Using the listing below, select the lines with the word "text" and copy them.

-.-.-

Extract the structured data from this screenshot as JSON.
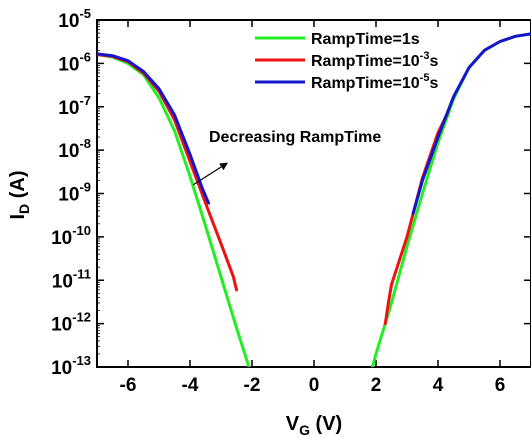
{
  "chart_data": {
    "type": "line",
    "xlabel": {
      "main": "V",
      "sub": "G",
      "unit": " (V)"
    },
    "ylabel": {
      "main": "I",
      "sub": "D",
      "unit": " (A)"
    },
    "xlim": [
      -7,
      7
    ],
    "ylim_exp": [
      -13,
      -5
    ],
    "x_ticks": [
      -6,
      -4,
      -2,
      0,
      2,
      4,
      6
    ],
    "x_tick_labels": [
      "-6",
      "-4",
      "-2",
      "0",
      "2",
      "4",
      "6"
    ],
    "y_ticks_exp": [
      -13,
      -12,
      -11,
      -10,
      -9,
      -8,
      -7,
      -6,
      -5
    ],
    "y_tick_labels": [
      {
        "base": "10",
        "exp": "-13"
      },
      {
        "base": "10",
        "exp": "-12"
      },
      {
        "base": "10",
        "exp": "-11"
      },
      {
        "base": "10",
        "exp": "-10"
      },
      {
        "base": "10",
        "exp": "-9"
      },
      {
        "base": "10",
        "exp": "-8"
      },
      {
        "base": "10",
        "exp": "-7"
      },
      {
        "base": "10",
        "exp": "-6"
      },
      {
        "base": "10",
        "exp": "-5"
      }
    ],
    "y_scale": "log",
    "legend_position": "top-right",
    "series": [
      {
        "name": "RampTime=1s",
        "legend": {
          "text": "RampTime=1s",
          "sup": "",
          "suffix": ""
        },
        "color": "#22ee22",
        "segments": [
          [
            [
              -7,
              1.6e-06
            ],
            [
              -6.5,
              1.4e-06
            ],
            [
              -6,
              1e-06
            ],
            [
              -5.5,
              5.5e-07
            ],
            [
              -5,
              1.6e-07
            ],
            [
              -4.5,
              2.8e-08
            ],
            [
              -4,
              2.5e-09
            ],
            [
              -3.5,
              1.8e-10
            ],
            [
              -3,
              1.2e-11
            ],
            [
              -2.5,
              8e-13
            ],
            [
              -2,
              6e-14
            ],
            [
              -1.6,
              1e-14
            ]
          ],
          [
            [
              1.5,
              1e-14
            ],
            [
              2,
              2e-13
            ],
            [
              2.5,
              3e-12
            ],
            [
              3,
              6e-11
            ],
            [
              3.5,
              1e-09
            ],
            [
              4,
              1.5e-08
            ],
            [
              4.5,
              1.5e-07
            ],
            [
              5,
              8e-07
            ],
            [
              5.5,
              2e-06
            ],
            [
              6,
              3.2e-06
            ],
            [
              6.5,
              4.2e-06
            ],
            [
              7,
              4.8e-06
            ]
          ]
        ]
      },
      {
        "name": "RampTime=10-3s",
        "legend": {
          "text": "RampTime=10",
          "sup": "-3",
          "suffix": "s"
        },
        "color": "#ee1111",
        "segments": [
          [
            [
              -7,
              1.6e-06
            ],
            [
              -6.5,
              1.45e-06
            ],
            [
              -6,
              1.1e-06
            ],
            [
              -5.5,
              6e-07
            ],
            [
              -5,
              2.3e-07
            ],
            [
              -4.5,
              5e-08
            ],
            [
              -4,
              5.5e-09
            ],
            [
              -3.5,
              6e-10
            ],
            [
              -3,
              7e-11
            ],
            [
              -2.6,
              1.2e-11
            ],
            [
              -2.5,
              6e-12
            ]
          ],
          [
            [
              2.3,
              1e-12
            ],
            [
              2.4,
              3e-12
            ],
            [
              2.5,
              8e-12
            ],
            [
              3,
              1e-10
            ],
            [
              3.5,
              2.3e-09
            ],
            [
              4,
              2.5e-08
            ],
            [
              4.3,
              7e-08
            ]
          ]
        ]
      },
      {
        "name": "RampTime=10-5s",
        "legend": {
          "text": "RampTime=10",
          "sup": "-5",
          "suffix": "s"
        },
        "color": "#1515cc",
        "segments": [
          [
            [
              -7,
              1.65e-06
            ],
            [
              -6.5,
              1.5e-06
            ],
            [
              -6,
              1.15e-06
            ],
            [
              -5.5,
              6.5e-07
            ],
            [
              -5,
              2.6e-07
            ],
            [
              -4.5,
              6.5e-08
            ],
            [
              -4,
              8e-09
            ],
            [
              -3.6,
              1.3e-09
            ],
            [
              -3.4,
              6e-10
            ]
          ],
          [
            [
              3.2,
              3.5e-10
            ],
            [
              3.5,
              2e-09
            ],
            [
              4,
              2e-08
            ],
            [
              4.5,
              1.7e-07
            ],
            [
              5,
              8e-07
            ],
            [
              5.5,
              2e-06
            ],
            [
              6,
              3.2e-06
            ],
            [
              6.5,
              4.2e-06
            ],
            [
              7,
              4.8e-06
            ]
          ]
        ]
      }
    ],
    "annotation": {
      "text": "Decreasing RampTime",
      "arrow_from": [
        -3.9,
        -8.8
      ],
      "arrow_to": [
        -2.8,
        -8.3
      ]
    }
  }
}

-.-.-

* [The solution]
          "text": "RampTime=1s",
          "text": "RampTime=10",
          "text": "RampTime=10",
      "text": "Decreasing RampTime",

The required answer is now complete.